What is asked
The listing below is the input. Say how many of its lines contain "true", giving the number alone.
[Start of Input material]
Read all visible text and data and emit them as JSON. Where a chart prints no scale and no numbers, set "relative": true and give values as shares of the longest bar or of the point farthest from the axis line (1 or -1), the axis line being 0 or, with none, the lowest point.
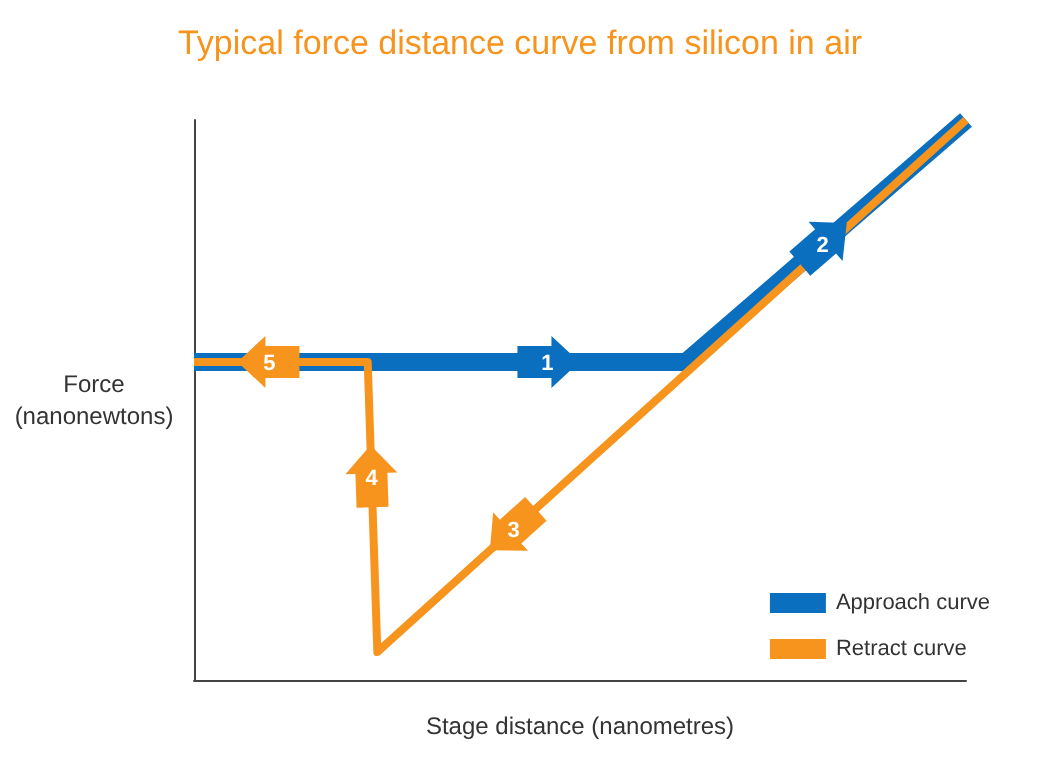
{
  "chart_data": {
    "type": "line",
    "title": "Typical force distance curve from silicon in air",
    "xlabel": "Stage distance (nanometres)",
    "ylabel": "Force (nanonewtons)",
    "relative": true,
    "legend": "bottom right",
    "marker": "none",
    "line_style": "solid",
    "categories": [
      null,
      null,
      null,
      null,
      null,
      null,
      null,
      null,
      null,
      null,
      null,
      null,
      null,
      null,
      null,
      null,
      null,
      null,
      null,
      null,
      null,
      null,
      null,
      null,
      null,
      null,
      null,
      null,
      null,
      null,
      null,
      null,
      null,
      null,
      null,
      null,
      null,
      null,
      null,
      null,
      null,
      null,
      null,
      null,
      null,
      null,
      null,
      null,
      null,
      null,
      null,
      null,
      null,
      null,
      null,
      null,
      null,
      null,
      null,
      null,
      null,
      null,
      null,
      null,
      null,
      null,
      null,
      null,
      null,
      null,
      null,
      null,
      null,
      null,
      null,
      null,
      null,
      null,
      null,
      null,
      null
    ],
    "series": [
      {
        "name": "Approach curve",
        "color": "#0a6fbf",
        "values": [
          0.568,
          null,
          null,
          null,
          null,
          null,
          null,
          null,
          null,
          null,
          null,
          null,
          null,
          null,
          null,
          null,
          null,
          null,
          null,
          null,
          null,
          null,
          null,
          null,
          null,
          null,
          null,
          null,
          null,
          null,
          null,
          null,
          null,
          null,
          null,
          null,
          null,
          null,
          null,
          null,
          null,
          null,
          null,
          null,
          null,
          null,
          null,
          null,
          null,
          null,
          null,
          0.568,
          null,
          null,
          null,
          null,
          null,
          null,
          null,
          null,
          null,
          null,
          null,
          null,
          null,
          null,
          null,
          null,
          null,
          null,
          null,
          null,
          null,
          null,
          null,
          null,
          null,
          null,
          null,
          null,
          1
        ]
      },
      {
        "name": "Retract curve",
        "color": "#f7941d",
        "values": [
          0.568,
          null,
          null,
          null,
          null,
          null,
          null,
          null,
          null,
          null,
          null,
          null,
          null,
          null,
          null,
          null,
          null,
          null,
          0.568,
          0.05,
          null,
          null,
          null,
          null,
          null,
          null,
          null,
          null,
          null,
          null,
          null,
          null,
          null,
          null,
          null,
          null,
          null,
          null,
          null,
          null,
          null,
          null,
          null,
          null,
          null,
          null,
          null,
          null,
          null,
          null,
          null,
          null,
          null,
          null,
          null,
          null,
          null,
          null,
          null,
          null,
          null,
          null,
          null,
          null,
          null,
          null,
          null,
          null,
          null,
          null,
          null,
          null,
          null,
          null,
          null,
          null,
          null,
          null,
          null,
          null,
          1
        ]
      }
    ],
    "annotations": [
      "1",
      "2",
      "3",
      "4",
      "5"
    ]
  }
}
[End of Input material]
[Start of Input material]
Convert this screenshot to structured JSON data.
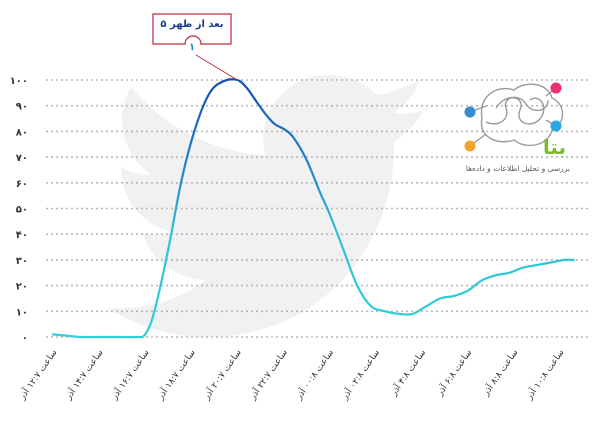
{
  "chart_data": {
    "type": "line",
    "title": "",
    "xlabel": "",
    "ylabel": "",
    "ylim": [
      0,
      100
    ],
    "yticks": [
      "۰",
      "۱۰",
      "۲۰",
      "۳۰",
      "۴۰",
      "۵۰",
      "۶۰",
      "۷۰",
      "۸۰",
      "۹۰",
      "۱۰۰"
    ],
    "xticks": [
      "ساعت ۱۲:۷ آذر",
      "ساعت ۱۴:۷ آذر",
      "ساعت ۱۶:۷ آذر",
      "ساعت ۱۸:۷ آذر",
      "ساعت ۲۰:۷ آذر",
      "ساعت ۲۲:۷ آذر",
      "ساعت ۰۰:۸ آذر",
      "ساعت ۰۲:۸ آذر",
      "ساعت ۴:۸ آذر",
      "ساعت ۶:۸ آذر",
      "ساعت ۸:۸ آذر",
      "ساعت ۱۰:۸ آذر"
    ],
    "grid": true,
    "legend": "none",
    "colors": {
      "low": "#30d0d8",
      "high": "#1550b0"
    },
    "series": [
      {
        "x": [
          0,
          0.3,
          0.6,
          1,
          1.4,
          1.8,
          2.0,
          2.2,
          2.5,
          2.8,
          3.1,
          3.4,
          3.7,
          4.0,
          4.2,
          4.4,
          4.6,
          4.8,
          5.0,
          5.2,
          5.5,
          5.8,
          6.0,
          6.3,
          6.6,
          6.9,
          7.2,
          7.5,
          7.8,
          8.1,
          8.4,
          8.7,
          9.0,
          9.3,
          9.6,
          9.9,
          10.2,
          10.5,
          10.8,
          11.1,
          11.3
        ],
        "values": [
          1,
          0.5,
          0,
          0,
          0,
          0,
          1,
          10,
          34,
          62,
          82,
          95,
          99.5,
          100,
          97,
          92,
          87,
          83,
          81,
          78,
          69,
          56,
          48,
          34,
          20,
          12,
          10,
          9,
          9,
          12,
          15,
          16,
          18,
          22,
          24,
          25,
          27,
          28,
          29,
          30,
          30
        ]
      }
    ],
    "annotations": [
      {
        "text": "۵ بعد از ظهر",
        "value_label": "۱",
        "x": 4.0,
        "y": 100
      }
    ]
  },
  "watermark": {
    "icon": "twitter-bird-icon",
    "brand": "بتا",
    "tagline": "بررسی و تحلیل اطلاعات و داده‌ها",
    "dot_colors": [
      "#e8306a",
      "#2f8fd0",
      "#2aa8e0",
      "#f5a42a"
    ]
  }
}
[End of Input material]
[Start of Input material]
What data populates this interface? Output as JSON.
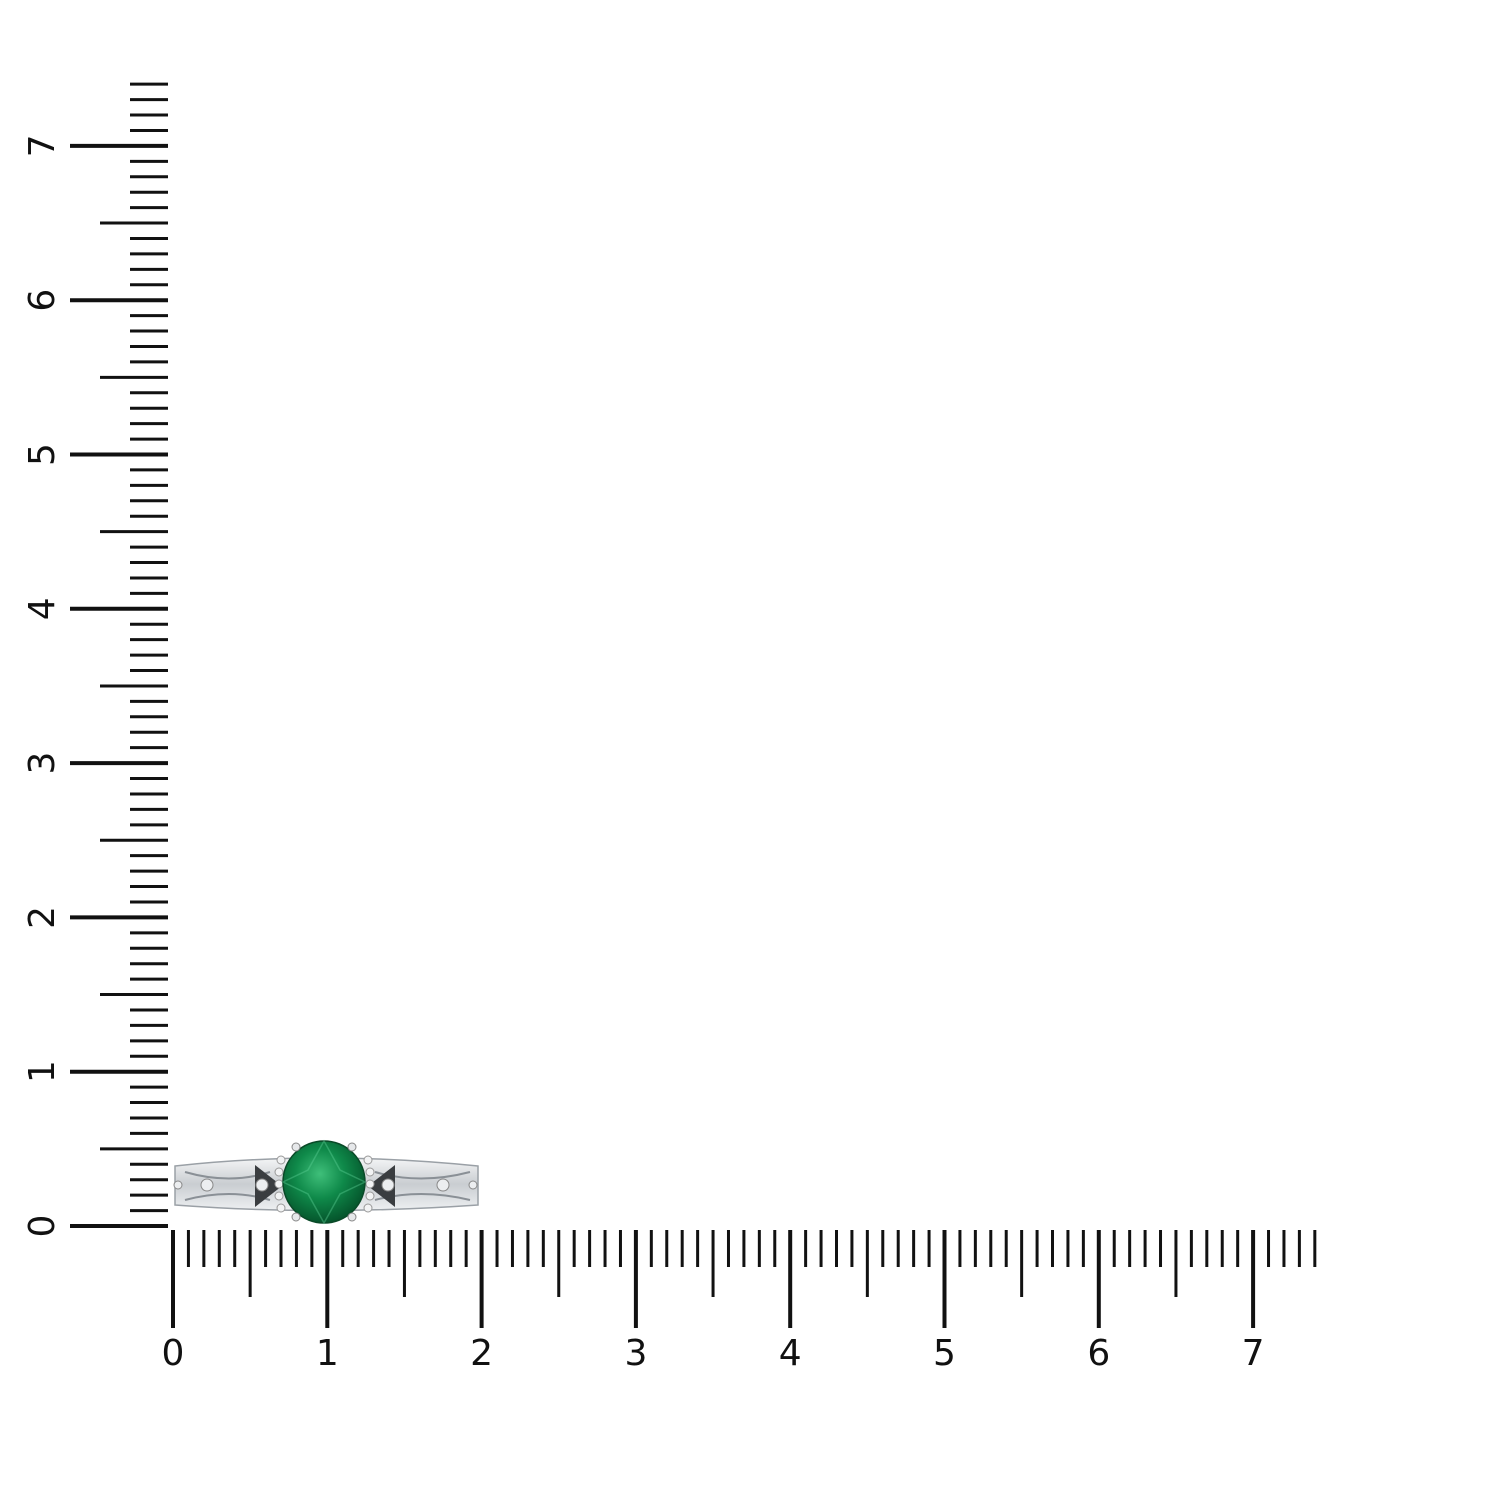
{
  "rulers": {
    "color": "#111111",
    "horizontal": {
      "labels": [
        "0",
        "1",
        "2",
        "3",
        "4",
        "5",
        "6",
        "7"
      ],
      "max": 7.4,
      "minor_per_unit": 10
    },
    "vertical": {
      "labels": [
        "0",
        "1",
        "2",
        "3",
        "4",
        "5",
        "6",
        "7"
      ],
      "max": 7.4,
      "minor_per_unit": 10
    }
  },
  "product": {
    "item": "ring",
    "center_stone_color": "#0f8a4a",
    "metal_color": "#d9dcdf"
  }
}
[End of Input material]
Expected answer
3